From the entries below, extract every line that includes the word "double".

_____

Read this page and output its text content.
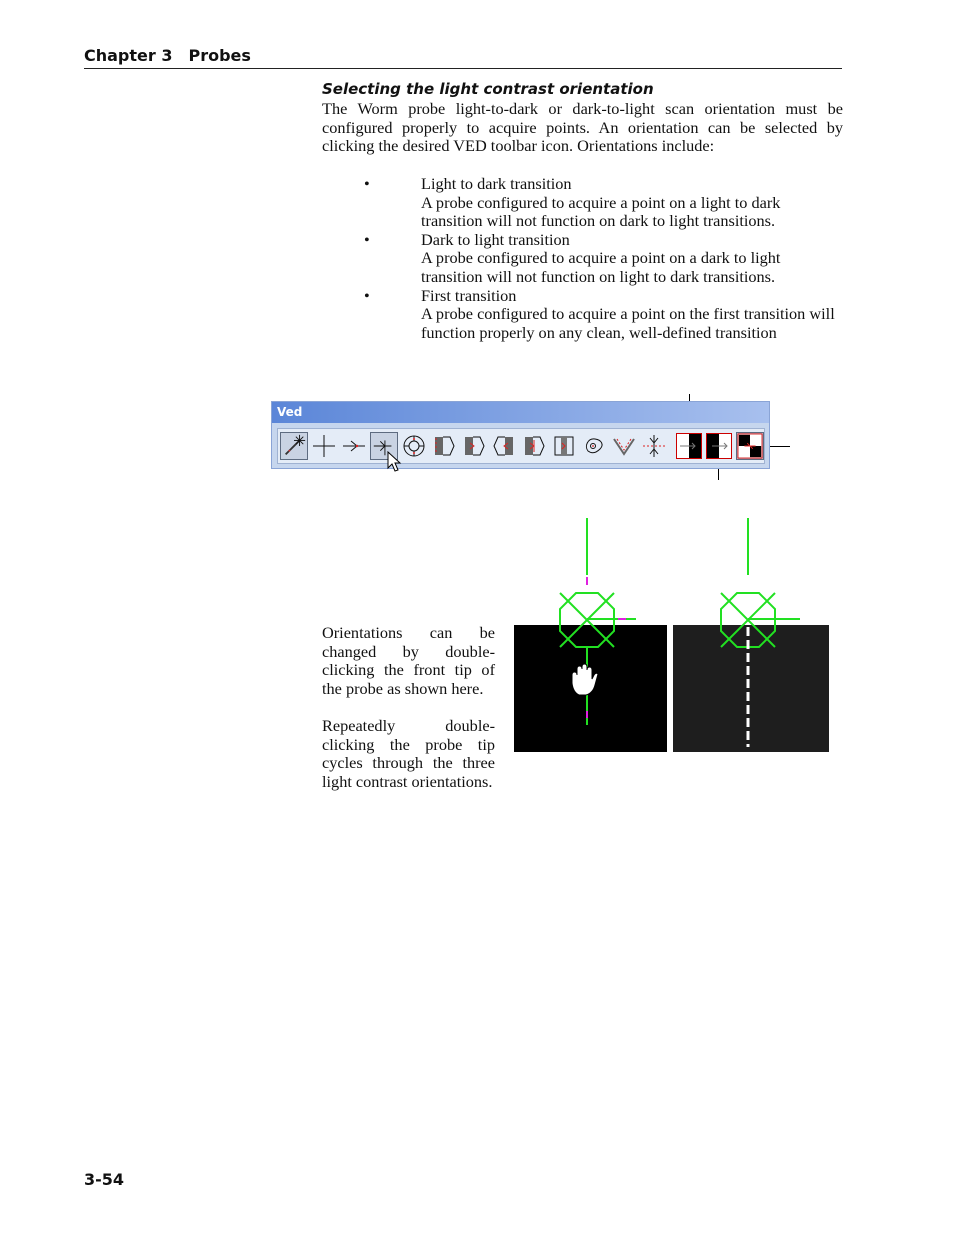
Chapter 3 Probes
Selecting the light contrast orientation
The Worm probe light-to-dark or dark-to-light scan orientation must be configured properly to acquire points. An orientation can be selected by clicking the desired VED toolbar icon. Orientations include:
•	Light to dark transition
A probe configured to acquire a point on a light to dark transition will not function on dark to light transitions.
•	Dark to light transition
A probe configured to acquire a point on a dark to light transition will not function on light to dark transitions.
•	First transition
A probe configured to acquire a point on the first transition will function properly on any clean, well-defined transition
Ved
Orientations can be changed by double-clicking the front tip of the probe as shown here.
Repeatedly double-clicking the probe tip cycles through the three light contrast orientations.
3-54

_____

_Solution:_
Orientations can be changed by double-clicking the front tip of the probe as shown here.
Repeatedly double-clicking the probe tip cycles through the three light contrast orientations.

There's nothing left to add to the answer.